**Jobs:**
(a) Reproduce the passage of the birthday vanity thread that begins at the words "## emmaleejane (Aug" and stops after the words "it all day!".
(b) Supply the next part of the forum thread about the birthday vanity, picking up after its last line.

**Selection:**
# VERY PIC HEAVY! My new vanity my boyfriend made me for my bday!!!



## emmaleejane (Aug 12, 2009)

My Boyfriend is amazing!
He made me this vanity just the way I wanted it for my 20th birthday!
I LOVE IT!!!!!
The mirror still needs to be painted obviously as it's an old one i had but it'll do until I get the venetian 3 part mirror my parents are buying me!
I am so in awe! I love it! I just stare at it all day!



























And here is the amazing birthday stash he got sent to my house in the weeks before my birthday! Im so spoilt!!!

My Nars - Laguna, Orgasm (LOVE!), Angelika, Venice











Mac - 109 Brush, Blacktrack Fluidline






NYX - A whole lotta stuff cos we can't get it here... + Tweezerman and Prestige stuff






Various - The Body Shop lip brush (cool!), L'oreal beauty tubes mascara, Max Factor false lash effect, Maybelline dream liquid (so-so)






The drawers full of stuff.. I forgot to photograph the little drawers on top but they're just filled with eye shadows and pencils and brushes I don't use.


























My birthday present from my parents... a GHD! LOVE LOVE LOVE!






And an awesome huge martini glass I got from some friends that I'm gonna turn into a brush holder...






and a bonus: I looooooove my new Max Factor False Lash effect Mascara!!!






All this equals.... one happy 20 year old!


----------



## TISH1124 (Aug 12, 2009)

That looks great! What a great gift!!! Happy Birthday!


----------



## gildedangel (Aug 12, 2009)

That setup is gorgeous!!!


----------



## chiquilla_loca (Aug 12, 2009)

Lucky girl! 
Happy Birthday!


----------



## GlamQueen21 (Aug 12, 2009)

The vanity is awesome!!! Happy birthday!


----------



## banana1234 (Aug 12, 2009)

gorgeous!

happy birthday

false lash effect mascara is the bomb, but it flakes after like 6 hours 
	

	
	
		
		

		
		
	


	




i'm such a dork, i wrote to paint the mirror in my post, and it says in urs that you are going to... duh!


----------



## BEA2LS (Aug 12, 2009)

**Stored data:**
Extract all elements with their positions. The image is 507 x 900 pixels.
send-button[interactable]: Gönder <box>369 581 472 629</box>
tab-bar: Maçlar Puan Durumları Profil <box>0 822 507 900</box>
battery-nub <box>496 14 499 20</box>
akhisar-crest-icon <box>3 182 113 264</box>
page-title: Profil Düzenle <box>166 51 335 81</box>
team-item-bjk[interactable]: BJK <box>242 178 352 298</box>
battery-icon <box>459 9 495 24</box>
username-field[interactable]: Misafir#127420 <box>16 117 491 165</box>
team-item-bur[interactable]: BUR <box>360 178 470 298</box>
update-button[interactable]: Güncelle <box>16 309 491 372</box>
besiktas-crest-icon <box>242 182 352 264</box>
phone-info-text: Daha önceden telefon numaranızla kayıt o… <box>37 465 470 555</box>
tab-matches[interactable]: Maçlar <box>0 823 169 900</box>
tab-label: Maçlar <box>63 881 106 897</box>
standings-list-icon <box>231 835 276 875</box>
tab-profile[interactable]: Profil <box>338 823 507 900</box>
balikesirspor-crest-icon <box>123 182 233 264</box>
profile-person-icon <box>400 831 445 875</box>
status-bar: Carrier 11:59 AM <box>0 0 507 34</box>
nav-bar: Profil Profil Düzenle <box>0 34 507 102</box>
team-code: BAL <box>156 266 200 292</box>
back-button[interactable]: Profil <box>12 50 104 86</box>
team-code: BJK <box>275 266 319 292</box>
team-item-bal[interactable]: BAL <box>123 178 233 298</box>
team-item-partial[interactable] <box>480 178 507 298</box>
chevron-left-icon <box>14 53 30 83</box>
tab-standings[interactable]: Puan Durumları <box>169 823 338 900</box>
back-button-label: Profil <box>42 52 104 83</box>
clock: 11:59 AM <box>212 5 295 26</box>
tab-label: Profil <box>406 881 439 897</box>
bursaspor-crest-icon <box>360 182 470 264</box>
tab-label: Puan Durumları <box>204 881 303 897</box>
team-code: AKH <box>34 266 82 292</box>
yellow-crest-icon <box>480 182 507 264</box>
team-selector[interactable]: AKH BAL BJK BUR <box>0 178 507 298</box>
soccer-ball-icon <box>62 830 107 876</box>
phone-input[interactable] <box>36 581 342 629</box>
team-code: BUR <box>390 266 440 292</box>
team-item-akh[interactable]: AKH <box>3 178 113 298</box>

**Responses to the exercise:**
(a)
## emmaleejane (Aug 12, 2009)

My Boyfriend is amazing!
He made me this vanity just the way I wanted it for my 20th birthday!
I LOVE IT!!!!!
The mirror still needs to be painted obviously as it's an old one i had but it'll do until I get the venetian 3 part mirror my parents are buying me!
I am so in awe! I love it! I just stare at it all day!

(b)
it looks amazing! what a thoughtful gift!


----------



## Mabelle (Aug 12, 2009)

He made it for you? What a talented guy! That design has a lot of tricksy finishing work!

Congrats!


----------



## cazgh (Aug 12, 2009)

Really lovely - thank you for sharing!!


----------



## ms. kendra (Aug 12, 2009)

That was really sweet of him! Love the makeup and happy birthday!


----------



## christinakate (Aug 12, 2009)

aw thats sooo nice ! happy birthday love !


----------



## Kazzii-Loves-MA (Aug 12, 2009)

What a lovely gift 
	

	
	
		
		

		
		
	


	




Happy late 20th birthday! id love a new vanity, i may wait till i leave my parents house. kaz x x x


----------



## driz69 (Aug 12, 2009)

Happy Birthday. Some men are great. Enjoy


----------



## JULIA (Aug 12, 2009)

Awe, that's so sweet. It looks really pretty! You're so cute.


----------



## reem2790 (Aug 13, 2009)

what a wonderful gift. it's gorgeous


----------



## Stephy171 (Aug 13, 2009)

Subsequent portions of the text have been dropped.